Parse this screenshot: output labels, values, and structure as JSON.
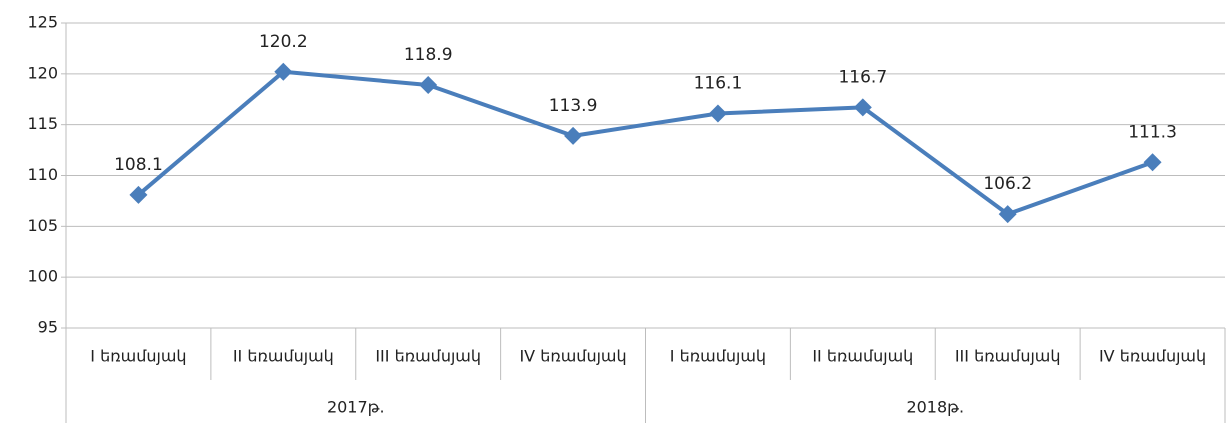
{
  "chart_data": {
    "type": "line",
    "categories": [
      "I եռամսյակ",
      "II եռամսյակ",
      "III եռամսյակ",
      "IV եռամսյակ",
      "I եռամսյակ",
      "II եռամսյակ",
      "III եռամսյակ",
      "IV եռամսյակ"
    ],
    "groups": [
      "2017թ.",
      "2018թ."
    ],
    "values": [
      108.1,
      120.2,
      118.9,
      113.9,
      116.1,
      116.7,
      106.2,
      111.3
    ],
    "color": "#4a7ebb",
    "ylim": [
      95,
      125
    ],
    "yticks": [
      95,
      100,
      105,
      110,
      115,
      120,
      125
    ],
    "grid": true
  }
}
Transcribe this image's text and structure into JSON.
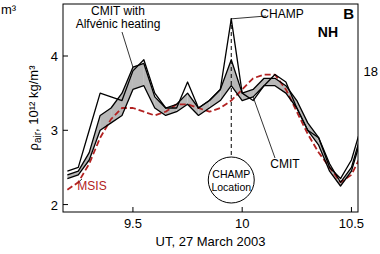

==============================

What the task asks —
Quote each line of the listing exactly, but leave the pictures out.

Full response —
Parse this screenshot: output labels, values, and structure as JSON.
{
  "chart_data": {
    "type": "line",
    "categories": [
      "I եռամսյակ",
      "II եռամսյակ",
      "III եռամսյակ",
      "IV եռամսյակ",
      "I եռամսյակ",
      "II եռամսյակ",
      "III եռամսյակ",
      "IV եռամսյակ"
    ],
    "groups": [
      "2017թ.",
      "2018թ."
    ],
    "values": [
      108.1,
      120.2,
      118.9,
      113.9,
      116.1,
      116.7,
      106.2,
      111.3
    ],
    "color": "#4a7ebb",
    "ylim": [
      95,
      125
    ],
    "yticks": [
      95,
      100,
      105,
      110,
      115,
      120,
      125
    ],
    "grid": true
  }
}
Transcribe this image's text and structure into JSON.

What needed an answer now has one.